• YOUR OBJECTIVE: Once the pictures are set aside, transcribe the remaining data exactly.

• LISTED ENTRIES:
........

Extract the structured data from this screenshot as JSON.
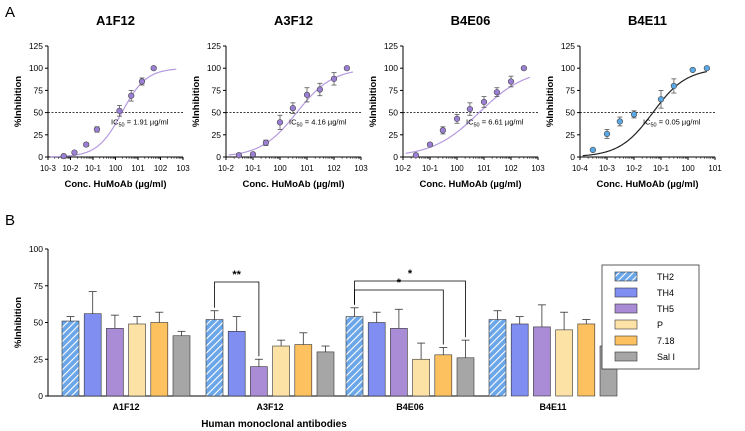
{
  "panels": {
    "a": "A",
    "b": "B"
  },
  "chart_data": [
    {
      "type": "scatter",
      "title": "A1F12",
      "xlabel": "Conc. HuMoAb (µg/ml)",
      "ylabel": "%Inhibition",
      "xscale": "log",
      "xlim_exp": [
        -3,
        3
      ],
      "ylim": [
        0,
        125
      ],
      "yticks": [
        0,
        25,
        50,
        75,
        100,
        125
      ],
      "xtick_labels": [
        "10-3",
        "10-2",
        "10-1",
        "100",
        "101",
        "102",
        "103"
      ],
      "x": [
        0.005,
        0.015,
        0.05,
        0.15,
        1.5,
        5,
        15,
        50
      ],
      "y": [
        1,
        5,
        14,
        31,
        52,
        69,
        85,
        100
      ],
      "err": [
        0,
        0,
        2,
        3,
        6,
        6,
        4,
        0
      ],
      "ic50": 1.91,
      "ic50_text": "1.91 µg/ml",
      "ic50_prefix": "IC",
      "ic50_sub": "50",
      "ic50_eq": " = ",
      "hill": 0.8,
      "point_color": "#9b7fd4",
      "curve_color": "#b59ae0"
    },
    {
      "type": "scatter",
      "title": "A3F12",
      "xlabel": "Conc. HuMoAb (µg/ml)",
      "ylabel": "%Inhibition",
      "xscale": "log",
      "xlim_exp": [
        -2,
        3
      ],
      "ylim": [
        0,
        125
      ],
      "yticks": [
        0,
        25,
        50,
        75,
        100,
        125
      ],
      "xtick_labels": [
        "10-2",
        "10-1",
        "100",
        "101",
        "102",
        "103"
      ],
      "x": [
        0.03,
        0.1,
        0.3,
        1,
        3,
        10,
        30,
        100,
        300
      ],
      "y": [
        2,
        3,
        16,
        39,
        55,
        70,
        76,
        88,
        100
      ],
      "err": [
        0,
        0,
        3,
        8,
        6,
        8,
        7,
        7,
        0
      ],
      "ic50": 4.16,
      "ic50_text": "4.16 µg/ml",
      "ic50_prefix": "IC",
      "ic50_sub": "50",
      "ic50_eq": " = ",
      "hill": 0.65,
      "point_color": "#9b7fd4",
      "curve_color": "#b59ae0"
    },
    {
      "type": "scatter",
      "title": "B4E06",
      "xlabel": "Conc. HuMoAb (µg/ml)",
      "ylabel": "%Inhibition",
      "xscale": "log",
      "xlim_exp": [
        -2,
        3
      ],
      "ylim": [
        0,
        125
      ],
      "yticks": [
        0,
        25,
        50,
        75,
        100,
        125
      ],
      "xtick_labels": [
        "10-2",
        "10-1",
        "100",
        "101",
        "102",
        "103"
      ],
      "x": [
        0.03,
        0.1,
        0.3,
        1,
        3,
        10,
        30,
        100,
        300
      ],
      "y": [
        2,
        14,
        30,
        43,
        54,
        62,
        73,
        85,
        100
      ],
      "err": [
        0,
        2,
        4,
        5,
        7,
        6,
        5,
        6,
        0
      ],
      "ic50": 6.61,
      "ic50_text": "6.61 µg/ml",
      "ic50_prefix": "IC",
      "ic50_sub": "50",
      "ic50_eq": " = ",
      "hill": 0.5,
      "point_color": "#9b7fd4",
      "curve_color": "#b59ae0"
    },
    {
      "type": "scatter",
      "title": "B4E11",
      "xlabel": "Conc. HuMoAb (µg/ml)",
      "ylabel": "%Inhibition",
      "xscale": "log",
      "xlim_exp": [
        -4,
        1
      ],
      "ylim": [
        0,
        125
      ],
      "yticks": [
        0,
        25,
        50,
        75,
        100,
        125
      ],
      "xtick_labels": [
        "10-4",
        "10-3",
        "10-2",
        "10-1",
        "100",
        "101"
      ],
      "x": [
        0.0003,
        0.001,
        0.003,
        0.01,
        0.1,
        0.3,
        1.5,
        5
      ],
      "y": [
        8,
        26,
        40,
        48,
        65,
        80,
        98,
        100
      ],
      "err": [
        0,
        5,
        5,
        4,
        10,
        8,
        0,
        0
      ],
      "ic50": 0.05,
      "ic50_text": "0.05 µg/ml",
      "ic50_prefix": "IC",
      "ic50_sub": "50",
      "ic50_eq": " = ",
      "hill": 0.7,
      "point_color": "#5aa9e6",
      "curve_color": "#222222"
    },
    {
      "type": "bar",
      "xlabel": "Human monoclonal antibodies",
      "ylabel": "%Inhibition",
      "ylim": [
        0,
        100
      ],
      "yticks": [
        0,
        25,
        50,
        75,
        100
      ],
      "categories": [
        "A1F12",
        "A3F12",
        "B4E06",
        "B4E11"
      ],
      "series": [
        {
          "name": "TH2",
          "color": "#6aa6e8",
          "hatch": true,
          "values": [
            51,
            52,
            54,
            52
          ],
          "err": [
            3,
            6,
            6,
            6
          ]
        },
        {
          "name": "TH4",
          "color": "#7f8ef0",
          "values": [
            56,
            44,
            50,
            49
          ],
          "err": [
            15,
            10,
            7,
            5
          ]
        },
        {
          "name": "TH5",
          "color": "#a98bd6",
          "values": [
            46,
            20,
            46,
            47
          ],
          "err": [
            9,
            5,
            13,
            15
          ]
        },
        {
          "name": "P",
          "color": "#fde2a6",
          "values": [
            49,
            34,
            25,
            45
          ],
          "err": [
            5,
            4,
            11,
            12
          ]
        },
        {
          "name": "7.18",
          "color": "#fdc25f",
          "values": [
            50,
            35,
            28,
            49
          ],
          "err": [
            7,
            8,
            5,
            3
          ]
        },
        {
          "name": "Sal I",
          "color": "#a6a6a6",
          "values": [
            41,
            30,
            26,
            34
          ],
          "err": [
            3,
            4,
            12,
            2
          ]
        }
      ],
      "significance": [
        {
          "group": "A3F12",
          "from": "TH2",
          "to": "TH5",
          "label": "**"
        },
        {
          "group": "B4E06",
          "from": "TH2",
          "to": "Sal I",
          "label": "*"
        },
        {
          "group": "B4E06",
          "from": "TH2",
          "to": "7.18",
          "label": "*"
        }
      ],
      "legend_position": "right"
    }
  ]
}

........

• OUTPUT OF THE EXERCISE:
Extract the structured data from this screenshot as JSON.
{
  "panels": {
    "a": "A",
    "b": "B"
  },
  "chart_data": [
    {
      "type": "scatter",
      "title": "A1F12",
      "xlabel": "Conc. HuMoAb (µg/ml)",
      "ylabel": "%Inhibition",
      "xscale": "log",
      "xlim_exp": [
        -3,
        3
      ],
      "ylim": [
        0,
        125
      ],
      "yticks": [
        0,
        25,
        50,
        75,
        100,
        125
      ],
      "xtick_labels": [
        "10-3",
        "10-2",
        "10-1",
        "100",
        "101",
        "102",
        "103"
      ],
      "x": [
        0.005,
        0.015,
        0.05,
        0.15,
        1.5,
        5,
        15,
        50
      ],
      "y": [
        1,
        5,
        14,
        31,
        52,
        69,
        85,
        100
      ],
      "err": [
        0,
        0,
        2,
        3,
        6,
        6,
        4,
        0
      ],
      "ic50": 1.91,
      "ic50_text": "1.91 µg/ml",
      "ic50_prefix": "IC",
      "ic50_sub": "50",
      "ic50_eq": " = ",
      "hill": 0.8,
      "point_color": "#9b7fd4",
      "curve_color": "#b59ae0"
    },
    {
      "type": "scatter",
      "title": "A3F12",
      "xlabel": "Conc. HuMoAb (µg/ml)",
      "ylabel": "%Inhibition",
      "xscale": "log",
      "xlim_exp": [
        -2,
        3
      ],
      "ylim": [
        0,
        125
      ],
      "yticks": [
        0,
        25,
        50,
        75,
        100,
        125
      ],
      "xtick_labels": [
        "10-2",
        "10-1",
        "100",
        "101",
        "102",
        "103"
      ],
      "x": [
        0.03,
        0.1,
        0.3,
        1,
        3,
        10,
        30,
        100,
        300
      ],
      "y": [
        2,
        3,
        16,
        39,
        55,
        70,
        76,
        88,
        100
      ],
      "err": [
        0,
        0,
        3,
        8,
        6,
        8,
        7,
        7,
        0
      ],
      "ic50": 4.16,
      "ic50_text": "4.16 µg/ml",
      "ic50_prefix": "IC",
      "ic50_sub": "50",
      "ic50_eq": " = ",
      "hill": 0.65,
      "point_color": "#9b7fd4",
      "curve_color": "#b59ae0"
    },
    {
      "type": "scatter",
      "title": "B4E06",
      "xlabel": "Conc. HuMoAb (µg/ml)",
      "ylabel": "%Inhibition",
      "xscale": "log",
      "xlim_exp": [
        -2,
        3
      ],
      "ylim": [
        0,
        125
      ],
      "yticks": [
        0,
        25,
        50,
        75,
        100,
        125
      ],
      "xtick_labels": [
        "10-2",
        "10-1",
        "100",
        "101",
        "102",
        "103"
      ],
      "x": [
        0.03,
        0.1,
        0.3,
        1,
        3,
        10,
        30,
        100,
        300
      ],
      "y": [
        2,
        14,
        30,
        43,
        54,
        62,
        73,
        85,
        100
      ],
      "err": [
        0,
        2,
        4,
        5,
        7,
        6,
        5,
        6,
        0
      ],
      "ic50": 6.61,
      "ic50_text": "6.61 µg/ml",
      "ic50_prefix": "IC",
      "ic50_sub": "50",
      "ic50_eq": " = ",
      "hill": 0.5,
      "point_color": "#9b7fd4",
      "curve_color": "#b59ae0"
    },
    {
      "type": "scatter",
      "title": "B4E11",
      "xlabel": "Conc. HuMoAb (µg/ml)",
      "ylabel": "%Inhibition",
      "xscale": "log",
      "xlim_exp": [
        -4,
        1
      ],
      "ylim": [
        0,
        125
      ],
      "yticks": [
        0,
        25,
        50,
        75,
        100,
        125
      ],
      "xtick_labels": [
        "10-4",
        "10-3",
        "10-2",
        "10-1",
        "100",
        "101"
      ],
      "x": [
        0.0003,
        0.001,
        0.003,
        0.01,
        0.1,
        0.3,
        1.5,
        5
      ],
      "y": [
        8,
        26,
        40,
        48,
        65,
        80,
        98,
        100
      ],
      "err": [
        0,
        5,
        5,
        4,
        10,
        8,
        0,
        0
      ],
      "ic50": 0.05,
      "ic50_text": "0.05 µg/ml",
      "ic50_prefix": "IC",
      "ic50_sub": "50",
      "ic50_eq": " = ",
      "hill": 0.7,
      "point_color": "#5aa9e6",
      "curve_color": "#222222"
    },
    {
      "type": "bar",
      "xlabel": "Human monoclonal antibodies",
      "ylabel": "%Inhibition",
      "ylim": [
        0,
        100
      ],
      "yticks": [
        0,
        25,
        50,
        75,
        100
      ],
      "categories": [
        "A1F12",
        "A3F12",
        "B4E06",
        "B4E11"
      ],
      "series": [
        {
          "name": "TH2",
          "color": "#6aa6e8",
          "hatch": true,
          "values": [
            51,
            52,
            54,
            52
          ],
          "err": [
            3,
            6,
            6,
            6
          ]
        },
        {
          "name": "TH4",
          "color": "#7f8ef0",
          "values": [
            56,
            44,
            50,
            49
          ],
          "err": [
            15,
            10,
            7,
            5
          ]
        },
        {
          "name": "TH5",
          "color": "#a98bd6",
          "values": [
            46,
            20,
            46,
            47
          ],
          "err": [
            9,
            5,
            13,
            15
          ]
        },
        {
          "name": "P",
          "color": "#fde2a6",
          "values": [
            49,
            34,
            25,
            45
          ],
          "err": [
            5,
            4,
            11,
            12
          ]
        },
        {
          "name": "7.18",
          "color": "#fdc25f",
          "values": [
            50,
            35,
            28,
            49
          ],
          "err": [
            7,
            8,
            5,
            3
          ]
        },
        {
          "name": "Sal I",
          "color": "#a6a6a6",
          "values": [
            41,
            30,
            26,
            34
          ],
          "err": [
            3,
            4,
            12,
            2
          ]
        }
      ],
      "significance": [
        {
          "group": "A3F12",
          "from": "TH2",
          "to": "TH5",
          "label": "**"
        },
        {
          "group": "B4E06",
          "from": "TH2",
          "to": "Sal I",
          "label": "*"
        },
        {
          "group": "B4E06",
          "from": "TH2",
          "to": "7.18",
          "label": "*"
        }
      ],
      "legend_position": "right"
    }
  ]
}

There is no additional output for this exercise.